* _Data to process_
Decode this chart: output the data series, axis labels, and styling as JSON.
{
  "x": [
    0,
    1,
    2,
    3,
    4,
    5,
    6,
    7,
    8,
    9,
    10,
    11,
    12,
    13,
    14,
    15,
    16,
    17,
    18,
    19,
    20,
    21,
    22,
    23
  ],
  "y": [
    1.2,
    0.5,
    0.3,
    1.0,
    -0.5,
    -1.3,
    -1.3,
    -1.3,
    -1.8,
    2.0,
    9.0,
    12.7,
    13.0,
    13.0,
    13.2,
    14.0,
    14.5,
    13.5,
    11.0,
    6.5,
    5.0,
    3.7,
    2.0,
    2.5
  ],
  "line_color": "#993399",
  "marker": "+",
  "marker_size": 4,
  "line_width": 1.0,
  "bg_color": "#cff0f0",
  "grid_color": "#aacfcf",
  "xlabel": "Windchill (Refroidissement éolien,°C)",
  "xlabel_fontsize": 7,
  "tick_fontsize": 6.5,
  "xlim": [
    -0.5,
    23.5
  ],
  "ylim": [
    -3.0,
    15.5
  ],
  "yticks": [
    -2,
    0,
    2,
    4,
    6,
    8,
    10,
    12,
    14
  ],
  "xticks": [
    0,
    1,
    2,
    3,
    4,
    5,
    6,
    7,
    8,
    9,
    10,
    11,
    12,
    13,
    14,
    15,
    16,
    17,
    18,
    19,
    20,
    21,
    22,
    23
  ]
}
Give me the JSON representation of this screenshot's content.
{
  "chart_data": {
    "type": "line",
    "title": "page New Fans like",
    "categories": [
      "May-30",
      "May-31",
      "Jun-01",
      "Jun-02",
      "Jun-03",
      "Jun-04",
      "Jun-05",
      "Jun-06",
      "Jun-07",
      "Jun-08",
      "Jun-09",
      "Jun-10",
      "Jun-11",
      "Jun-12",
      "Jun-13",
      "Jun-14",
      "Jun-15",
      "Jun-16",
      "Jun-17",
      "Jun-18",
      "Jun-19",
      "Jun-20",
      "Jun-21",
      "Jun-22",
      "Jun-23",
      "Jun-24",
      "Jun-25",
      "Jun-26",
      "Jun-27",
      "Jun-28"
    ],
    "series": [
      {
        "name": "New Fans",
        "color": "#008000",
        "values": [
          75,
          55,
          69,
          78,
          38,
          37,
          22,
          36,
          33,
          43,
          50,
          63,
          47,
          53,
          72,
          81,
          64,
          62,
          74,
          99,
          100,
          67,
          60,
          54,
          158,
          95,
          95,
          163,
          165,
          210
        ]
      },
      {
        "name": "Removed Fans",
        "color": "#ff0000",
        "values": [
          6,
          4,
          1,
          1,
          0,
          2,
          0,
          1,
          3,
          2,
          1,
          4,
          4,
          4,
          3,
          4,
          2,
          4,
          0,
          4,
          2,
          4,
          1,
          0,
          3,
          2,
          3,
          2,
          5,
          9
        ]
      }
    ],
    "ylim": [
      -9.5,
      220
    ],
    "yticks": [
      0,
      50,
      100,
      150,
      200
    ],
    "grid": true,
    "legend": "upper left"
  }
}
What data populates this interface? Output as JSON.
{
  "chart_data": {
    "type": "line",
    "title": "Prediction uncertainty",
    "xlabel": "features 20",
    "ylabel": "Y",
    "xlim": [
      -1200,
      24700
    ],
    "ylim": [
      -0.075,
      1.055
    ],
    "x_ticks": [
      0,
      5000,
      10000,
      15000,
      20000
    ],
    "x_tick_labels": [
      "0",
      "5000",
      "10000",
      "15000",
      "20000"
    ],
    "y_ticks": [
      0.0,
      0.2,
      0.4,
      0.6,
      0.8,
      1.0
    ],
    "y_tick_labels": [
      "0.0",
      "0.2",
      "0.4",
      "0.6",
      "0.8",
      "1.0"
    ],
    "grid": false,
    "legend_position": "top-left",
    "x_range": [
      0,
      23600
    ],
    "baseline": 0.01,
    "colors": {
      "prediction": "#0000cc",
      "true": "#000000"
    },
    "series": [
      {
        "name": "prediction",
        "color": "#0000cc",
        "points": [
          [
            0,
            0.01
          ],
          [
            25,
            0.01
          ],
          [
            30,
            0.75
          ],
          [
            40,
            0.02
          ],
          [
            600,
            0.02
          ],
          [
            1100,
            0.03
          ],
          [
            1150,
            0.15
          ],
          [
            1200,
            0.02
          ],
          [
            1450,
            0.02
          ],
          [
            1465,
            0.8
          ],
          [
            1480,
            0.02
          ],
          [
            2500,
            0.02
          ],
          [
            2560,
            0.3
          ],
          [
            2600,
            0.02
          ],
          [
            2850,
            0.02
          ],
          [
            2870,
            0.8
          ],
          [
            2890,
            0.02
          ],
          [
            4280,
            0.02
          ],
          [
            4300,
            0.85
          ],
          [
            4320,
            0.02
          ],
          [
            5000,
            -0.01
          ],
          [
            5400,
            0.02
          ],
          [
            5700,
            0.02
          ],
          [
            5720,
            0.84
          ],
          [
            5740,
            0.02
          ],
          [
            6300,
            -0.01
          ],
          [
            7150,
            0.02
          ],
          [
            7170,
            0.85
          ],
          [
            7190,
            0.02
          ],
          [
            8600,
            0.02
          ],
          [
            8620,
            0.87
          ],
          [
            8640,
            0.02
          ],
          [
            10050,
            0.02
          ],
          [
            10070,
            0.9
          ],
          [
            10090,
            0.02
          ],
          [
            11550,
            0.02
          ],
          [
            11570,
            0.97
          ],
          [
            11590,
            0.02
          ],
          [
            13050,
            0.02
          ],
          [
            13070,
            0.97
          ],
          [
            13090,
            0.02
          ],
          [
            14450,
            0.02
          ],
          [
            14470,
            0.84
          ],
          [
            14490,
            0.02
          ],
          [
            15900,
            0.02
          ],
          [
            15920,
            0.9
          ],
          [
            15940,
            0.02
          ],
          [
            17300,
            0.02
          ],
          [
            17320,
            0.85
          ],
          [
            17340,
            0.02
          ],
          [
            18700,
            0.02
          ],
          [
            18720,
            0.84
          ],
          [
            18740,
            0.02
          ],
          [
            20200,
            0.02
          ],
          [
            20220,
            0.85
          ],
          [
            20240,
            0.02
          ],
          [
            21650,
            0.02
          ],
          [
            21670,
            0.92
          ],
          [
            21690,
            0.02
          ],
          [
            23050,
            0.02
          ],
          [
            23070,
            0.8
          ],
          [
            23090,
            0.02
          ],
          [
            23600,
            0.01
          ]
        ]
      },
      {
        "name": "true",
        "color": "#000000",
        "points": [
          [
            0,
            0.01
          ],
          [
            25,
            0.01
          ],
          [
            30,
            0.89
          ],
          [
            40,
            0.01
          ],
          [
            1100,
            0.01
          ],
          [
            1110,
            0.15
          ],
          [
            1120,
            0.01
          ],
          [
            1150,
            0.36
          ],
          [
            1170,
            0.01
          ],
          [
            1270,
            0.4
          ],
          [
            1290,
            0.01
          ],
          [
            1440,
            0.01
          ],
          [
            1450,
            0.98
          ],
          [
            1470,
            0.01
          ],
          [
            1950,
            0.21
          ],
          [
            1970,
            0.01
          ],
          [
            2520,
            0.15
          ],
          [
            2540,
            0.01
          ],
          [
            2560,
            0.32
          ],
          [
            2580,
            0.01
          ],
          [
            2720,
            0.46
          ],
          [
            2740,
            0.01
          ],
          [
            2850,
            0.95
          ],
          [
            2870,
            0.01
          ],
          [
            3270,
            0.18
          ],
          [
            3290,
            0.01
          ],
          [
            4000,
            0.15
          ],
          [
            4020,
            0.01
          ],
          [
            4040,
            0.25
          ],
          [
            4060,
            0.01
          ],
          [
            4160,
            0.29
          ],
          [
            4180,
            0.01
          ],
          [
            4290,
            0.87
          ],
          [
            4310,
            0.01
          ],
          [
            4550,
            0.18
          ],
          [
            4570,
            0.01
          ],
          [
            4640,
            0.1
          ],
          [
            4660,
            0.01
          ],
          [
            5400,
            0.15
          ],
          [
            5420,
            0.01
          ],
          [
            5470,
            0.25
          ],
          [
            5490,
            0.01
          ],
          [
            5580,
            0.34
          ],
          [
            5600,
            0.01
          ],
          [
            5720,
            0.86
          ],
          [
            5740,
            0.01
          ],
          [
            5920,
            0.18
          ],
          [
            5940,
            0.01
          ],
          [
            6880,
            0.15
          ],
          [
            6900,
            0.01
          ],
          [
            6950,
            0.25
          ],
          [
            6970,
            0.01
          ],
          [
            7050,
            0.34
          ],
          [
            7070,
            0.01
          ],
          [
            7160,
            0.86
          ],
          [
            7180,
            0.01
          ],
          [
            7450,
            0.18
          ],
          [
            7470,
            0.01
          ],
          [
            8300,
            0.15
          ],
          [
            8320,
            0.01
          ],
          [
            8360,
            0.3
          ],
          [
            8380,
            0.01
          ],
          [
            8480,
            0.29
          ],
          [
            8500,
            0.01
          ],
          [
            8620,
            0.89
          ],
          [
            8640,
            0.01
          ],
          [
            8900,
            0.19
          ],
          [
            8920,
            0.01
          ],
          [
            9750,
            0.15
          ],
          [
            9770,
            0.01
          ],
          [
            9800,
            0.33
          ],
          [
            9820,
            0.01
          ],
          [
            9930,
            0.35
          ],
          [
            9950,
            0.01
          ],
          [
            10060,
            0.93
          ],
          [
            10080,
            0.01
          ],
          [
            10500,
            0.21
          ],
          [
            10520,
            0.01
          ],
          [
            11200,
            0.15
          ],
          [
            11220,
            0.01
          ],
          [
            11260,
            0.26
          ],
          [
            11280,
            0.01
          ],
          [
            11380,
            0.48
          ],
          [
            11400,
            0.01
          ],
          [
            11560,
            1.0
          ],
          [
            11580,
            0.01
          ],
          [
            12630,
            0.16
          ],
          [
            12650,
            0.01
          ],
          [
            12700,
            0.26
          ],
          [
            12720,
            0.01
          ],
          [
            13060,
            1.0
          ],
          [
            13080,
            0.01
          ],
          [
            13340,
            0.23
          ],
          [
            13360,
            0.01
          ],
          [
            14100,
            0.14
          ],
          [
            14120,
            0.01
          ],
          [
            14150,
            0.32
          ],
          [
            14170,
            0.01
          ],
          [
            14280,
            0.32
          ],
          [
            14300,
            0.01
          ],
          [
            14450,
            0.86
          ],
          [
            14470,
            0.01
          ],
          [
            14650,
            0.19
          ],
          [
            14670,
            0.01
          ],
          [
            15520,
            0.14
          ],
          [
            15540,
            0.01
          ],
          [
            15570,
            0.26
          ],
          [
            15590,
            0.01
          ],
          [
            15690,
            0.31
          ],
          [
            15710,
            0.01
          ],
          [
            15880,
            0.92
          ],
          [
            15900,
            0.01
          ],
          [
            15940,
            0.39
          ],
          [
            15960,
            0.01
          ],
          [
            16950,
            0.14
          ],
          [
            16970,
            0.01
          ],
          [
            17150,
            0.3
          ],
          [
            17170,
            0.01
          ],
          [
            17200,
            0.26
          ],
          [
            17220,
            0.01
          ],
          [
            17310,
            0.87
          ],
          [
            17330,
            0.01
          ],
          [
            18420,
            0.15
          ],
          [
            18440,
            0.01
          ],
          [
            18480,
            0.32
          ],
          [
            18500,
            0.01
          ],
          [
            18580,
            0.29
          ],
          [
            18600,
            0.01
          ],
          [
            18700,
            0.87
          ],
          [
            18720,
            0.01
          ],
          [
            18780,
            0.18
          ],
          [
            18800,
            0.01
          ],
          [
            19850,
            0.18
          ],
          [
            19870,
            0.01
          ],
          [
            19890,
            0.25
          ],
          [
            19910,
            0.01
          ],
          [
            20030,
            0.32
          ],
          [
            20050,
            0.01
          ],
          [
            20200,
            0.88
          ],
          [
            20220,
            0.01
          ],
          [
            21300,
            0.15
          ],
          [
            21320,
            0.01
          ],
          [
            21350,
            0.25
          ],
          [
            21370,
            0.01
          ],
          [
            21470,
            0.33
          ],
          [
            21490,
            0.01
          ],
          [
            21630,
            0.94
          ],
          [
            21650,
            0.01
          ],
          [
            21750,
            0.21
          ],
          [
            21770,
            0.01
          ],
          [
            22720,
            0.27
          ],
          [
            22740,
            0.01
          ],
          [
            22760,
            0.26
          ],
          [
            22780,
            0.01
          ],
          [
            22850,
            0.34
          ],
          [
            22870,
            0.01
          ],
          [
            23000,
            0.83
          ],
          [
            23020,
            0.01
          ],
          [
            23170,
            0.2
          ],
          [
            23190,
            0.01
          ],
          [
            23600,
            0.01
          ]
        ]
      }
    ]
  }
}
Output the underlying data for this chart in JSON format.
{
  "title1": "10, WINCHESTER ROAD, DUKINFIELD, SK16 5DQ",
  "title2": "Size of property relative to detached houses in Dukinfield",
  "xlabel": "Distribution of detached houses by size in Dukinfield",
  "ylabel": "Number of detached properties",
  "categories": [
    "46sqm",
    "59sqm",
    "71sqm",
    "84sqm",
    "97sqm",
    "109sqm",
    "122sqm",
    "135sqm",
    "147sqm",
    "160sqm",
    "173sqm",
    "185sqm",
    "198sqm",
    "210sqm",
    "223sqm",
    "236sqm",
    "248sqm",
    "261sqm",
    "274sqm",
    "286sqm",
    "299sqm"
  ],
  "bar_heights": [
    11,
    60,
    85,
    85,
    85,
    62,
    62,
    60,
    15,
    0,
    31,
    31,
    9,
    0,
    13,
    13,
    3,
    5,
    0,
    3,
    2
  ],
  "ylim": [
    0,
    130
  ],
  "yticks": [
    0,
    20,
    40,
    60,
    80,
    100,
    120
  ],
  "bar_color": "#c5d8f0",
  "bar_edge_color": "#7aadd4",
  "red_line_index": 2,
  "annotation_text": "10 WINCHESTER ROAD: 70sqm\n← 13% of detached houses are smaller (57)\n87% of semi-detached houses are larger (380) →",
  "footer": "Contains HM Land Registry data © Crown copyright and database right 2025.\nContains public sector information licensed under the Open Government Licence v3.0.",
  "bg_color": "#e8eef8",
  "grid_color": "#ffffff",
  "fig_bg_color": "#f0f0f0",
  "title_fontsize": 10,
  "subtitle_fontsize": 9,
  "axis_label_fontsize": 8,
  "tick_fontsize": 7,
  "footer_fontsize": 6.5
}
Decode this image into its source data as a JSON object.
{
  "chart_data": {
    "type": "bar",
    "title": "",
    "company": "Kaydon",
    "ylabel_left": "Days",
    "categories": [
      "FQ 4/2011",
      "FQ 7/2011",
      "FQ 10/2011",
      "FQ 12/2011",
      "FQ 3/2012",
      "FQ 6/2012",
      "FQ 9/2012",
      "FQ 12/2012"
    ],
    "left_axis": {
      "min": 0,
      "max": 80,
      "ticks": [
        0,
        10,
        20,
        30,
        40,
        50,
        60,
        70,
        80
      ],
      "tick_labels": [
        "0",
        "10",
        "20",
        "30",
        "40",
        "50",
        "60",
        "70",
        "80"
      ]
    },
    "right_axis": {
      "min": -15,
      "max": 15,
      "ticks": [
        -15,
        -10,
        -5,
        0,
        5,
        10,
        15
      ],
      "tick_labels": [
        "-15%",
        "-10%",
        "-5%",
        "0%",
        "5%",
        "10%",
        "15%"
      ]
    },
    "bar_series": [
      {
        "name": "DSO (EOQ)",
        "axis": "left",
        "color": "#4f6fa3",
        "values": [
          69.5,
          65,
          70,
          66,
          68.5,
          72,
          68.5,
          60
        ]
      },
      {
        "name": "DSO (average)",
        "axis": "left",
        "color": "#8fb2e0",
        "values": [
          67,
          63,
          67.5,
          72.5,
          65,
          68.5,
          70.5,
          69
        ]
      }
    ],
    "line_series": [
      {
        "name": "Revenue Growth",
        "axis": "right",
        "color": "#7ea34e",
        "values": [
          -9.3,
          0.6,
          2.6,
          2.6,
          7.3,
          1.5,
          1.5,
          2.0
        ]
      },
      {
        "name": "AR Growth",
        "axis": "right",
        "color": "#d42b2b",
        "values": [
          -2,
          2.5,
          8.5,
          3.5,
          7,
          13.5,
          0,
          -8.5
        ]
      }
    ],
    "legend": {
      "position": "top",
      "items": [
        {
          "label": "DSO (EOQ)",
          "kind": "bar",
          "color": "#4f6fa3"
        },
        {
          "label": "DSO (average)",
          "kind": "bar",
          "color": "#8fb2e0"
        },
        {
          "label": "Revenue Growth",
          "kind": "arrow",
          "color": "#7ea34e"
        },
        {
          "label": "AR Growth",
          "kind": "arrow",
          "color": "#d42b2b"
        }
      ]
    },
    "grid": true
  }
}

* _What to work on_
The word "name" appears in how many lines of the data? Answer with only the number.

* _Solution to the problem_
8